Report the number of lines where the string "Page" occurs, and write nothing else.

▶ Given information:
------------------------------------------------------------
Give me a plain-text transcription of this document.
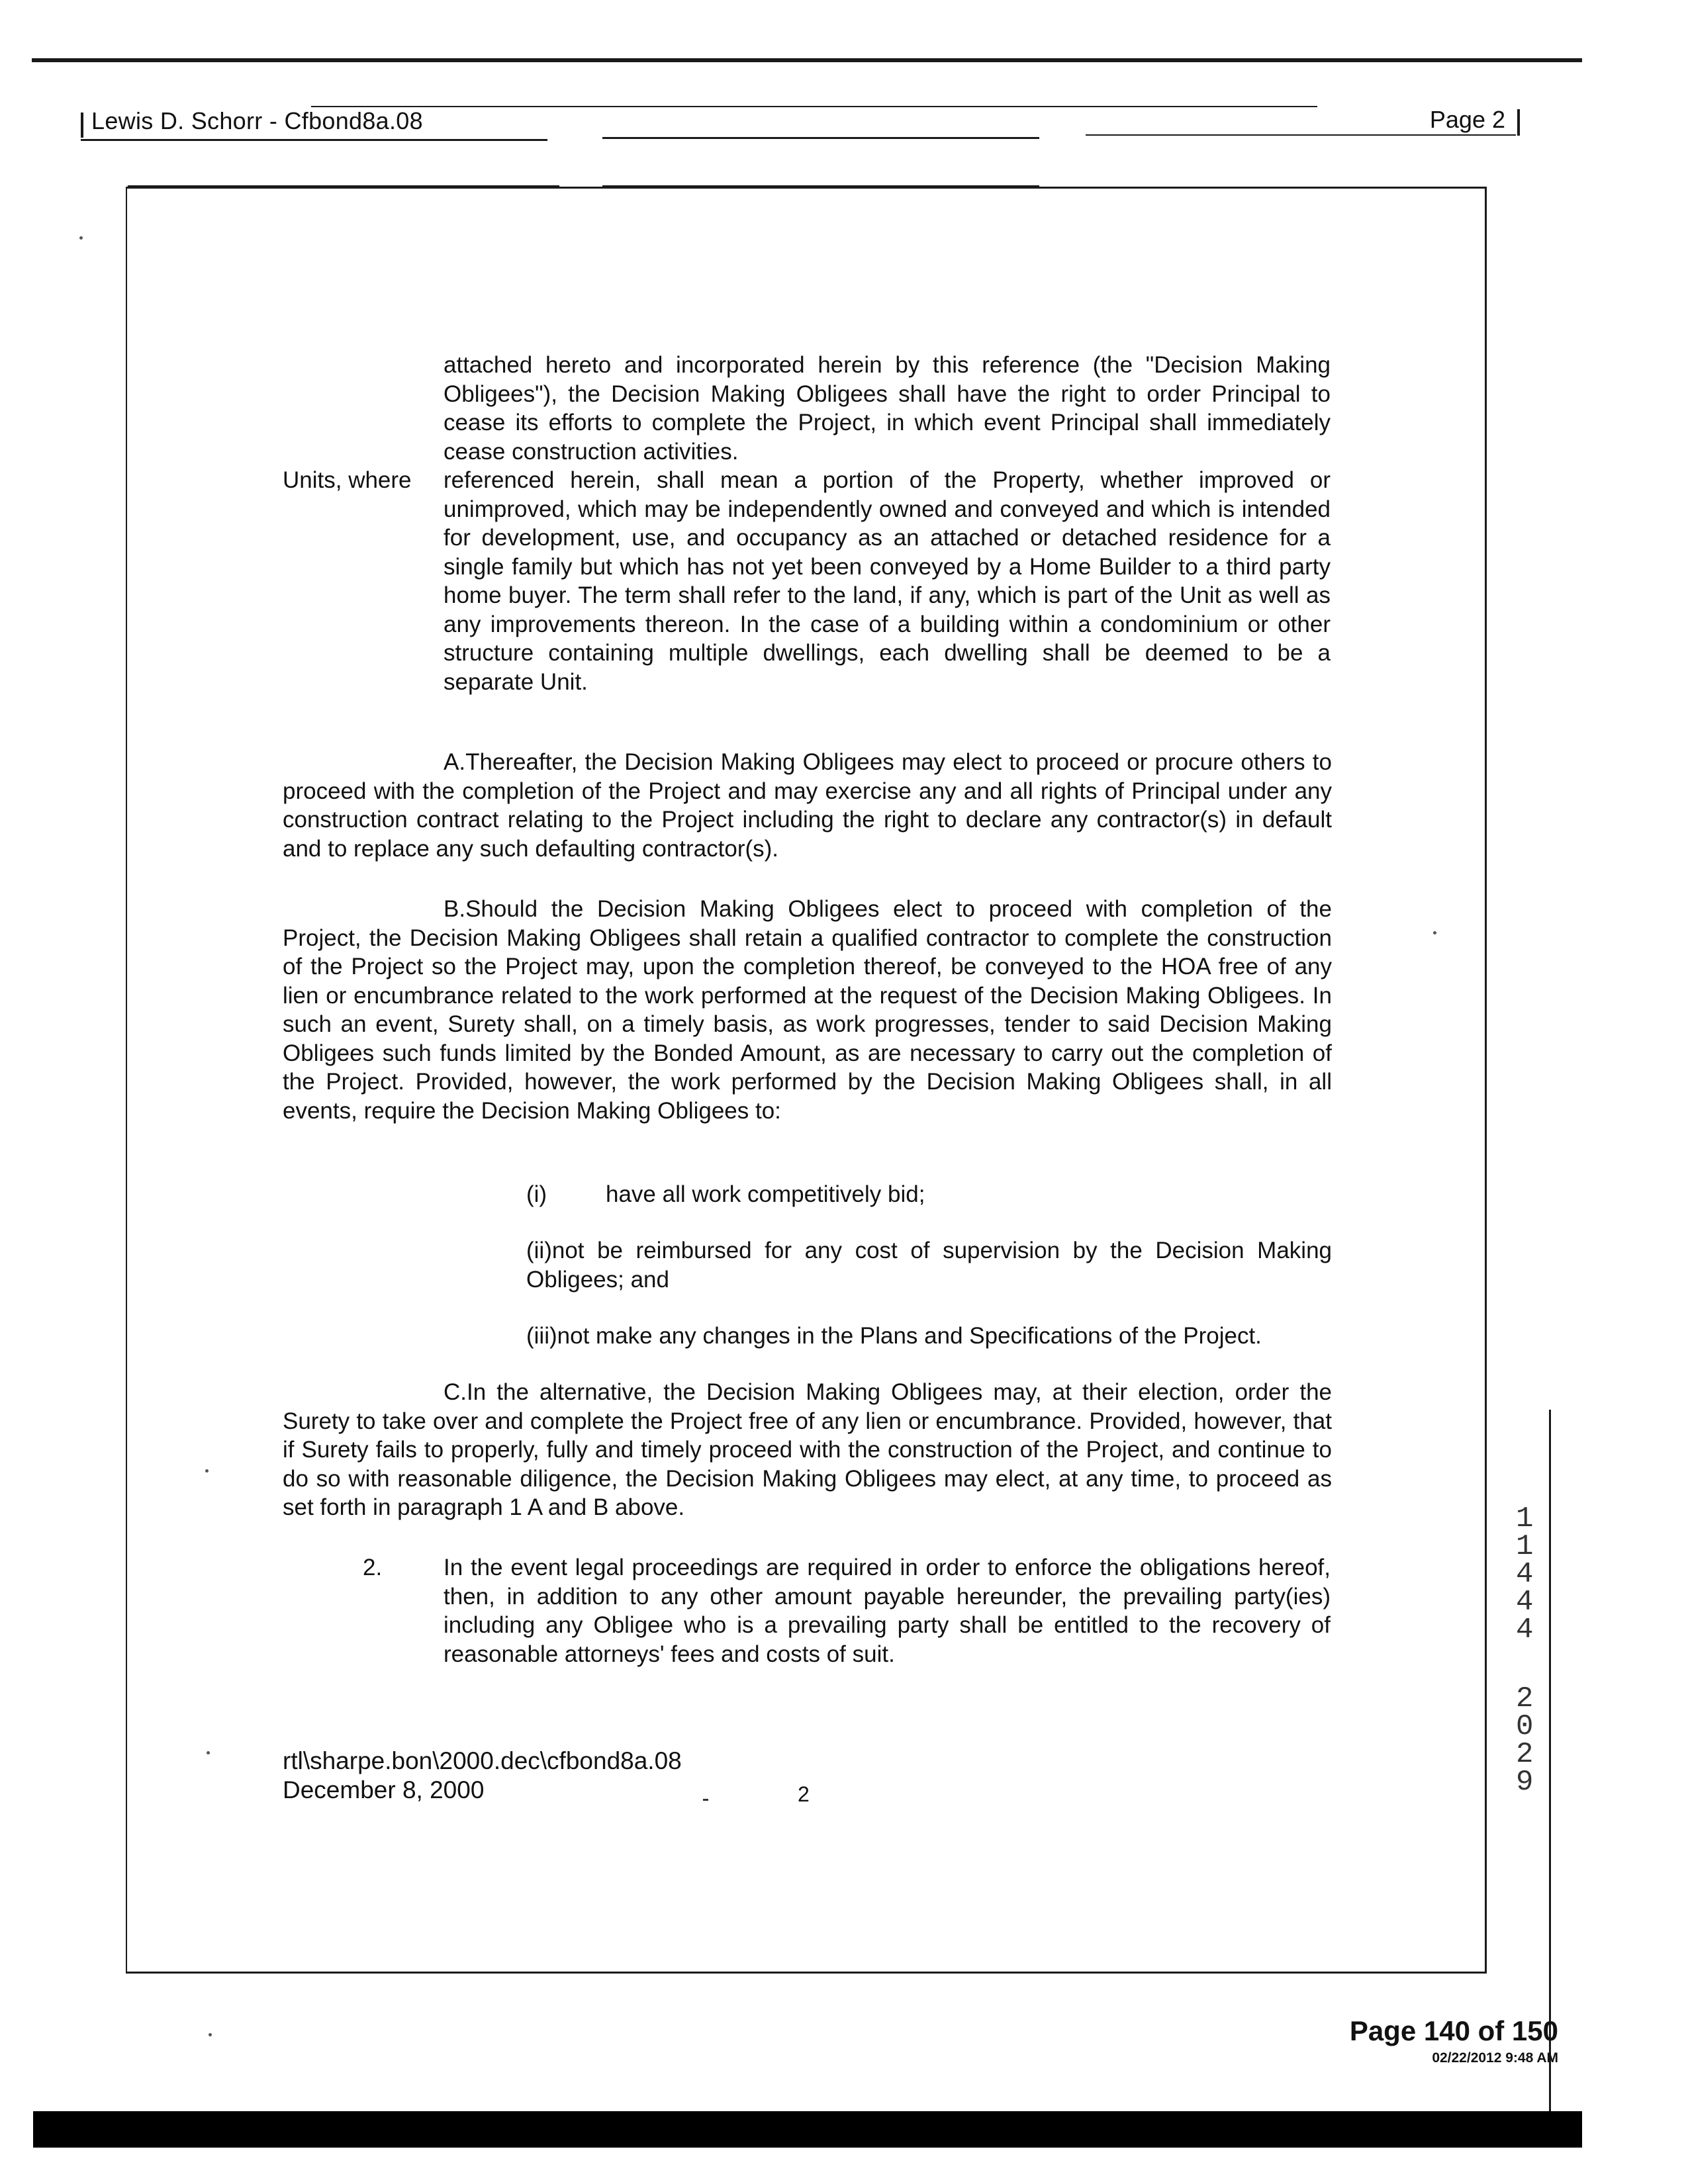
Lewis D. Schorr - Cfbond8a.08	Page 2
attached hereto and incorporated herein by this reference (the "Decision Making Obligees"), the Decision Making Obligees shall have the right to order Principal to cease its efforts to complete the Project, in which event Principal shall immediately cease construction activities.
Units, where referenced herein, shall mean a portion of the Property, whether improved or unimproved, which may be independently owned and conveyed and which is intended for development, use, and occupancy as an attached or detached residence for a single family but which has not yet been conveyed by a Home Builder to a third party home buyer. The term shall refer to the land, if any, which is part of the Unit as well as any improvements thereon. In the case of a building within a condominium or other structure containing multiple dwellings, each dwelling shall be deemed to be a separate Unit.
A.Thereafter, the Decision Making Obligees may elect to proceed or procure others to proceed with the completion of the Project and may exercise any and all rights of Principal under any construction contract relating to the Project including the right to declare any contractor(s) in default and to replace any such defaulting contractor(s).
B.Should the Decision Making Obligees elect to proceed with completion of the Project, the Decision Making Obligees shall retain a qualified contractor to complete the construction of the Project so the Project may, upon the completion thereof, be conveyed to the HOA free of any lien or encumbrance related to the work performed at the request of the Decision Making Obligees. In such an event, Surety shall, on a timely basis, as work progresses, tender to said Decision Making Obligees such funds limited by the Bonded Amount, as are necessary to carry out the completion of the Project. Provided, however, the work performed by the Decision Making Obligees shall, in all events, require the Decision Making Obligees to:
(i)	have all work competitively bid;
(ii)not be reimbursed for any cost of supervision by the Decision Making Obligees; and
(iii)not make any changes in the Plans and Specifications of the Project.
C.In the alternative, the Decision Making Obligees may, at their election, order the Surety to take over and complete the Project free of any lien or encumbrance. Provided, however, that if Surety fails to properly, fully and timely proceed with the construction of the Project, and continue to do so with reasonable diligence, the Decision Making Obligees may elect, at any time, to proceed as set forth in paragraph 1 A and B above.
2.	In the event legal proceedings are required in order to enforce the obligations hereof, then, in addition to any other amount payable hereunder, the prevailing party(ies) including any Obligee who is a prevailing party shall be entitled to the recovery of reasonable attorneys' fees and costs of suit.
rtl\sharpe.bon\2000.dec\cfbond8a.08
December 8, 2000	2
1
1
4
4
4
2
0
2
9
Page 140 of 150
02/22/2012 9:48 AM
------------------------------------------------------------
▶ Task response: 2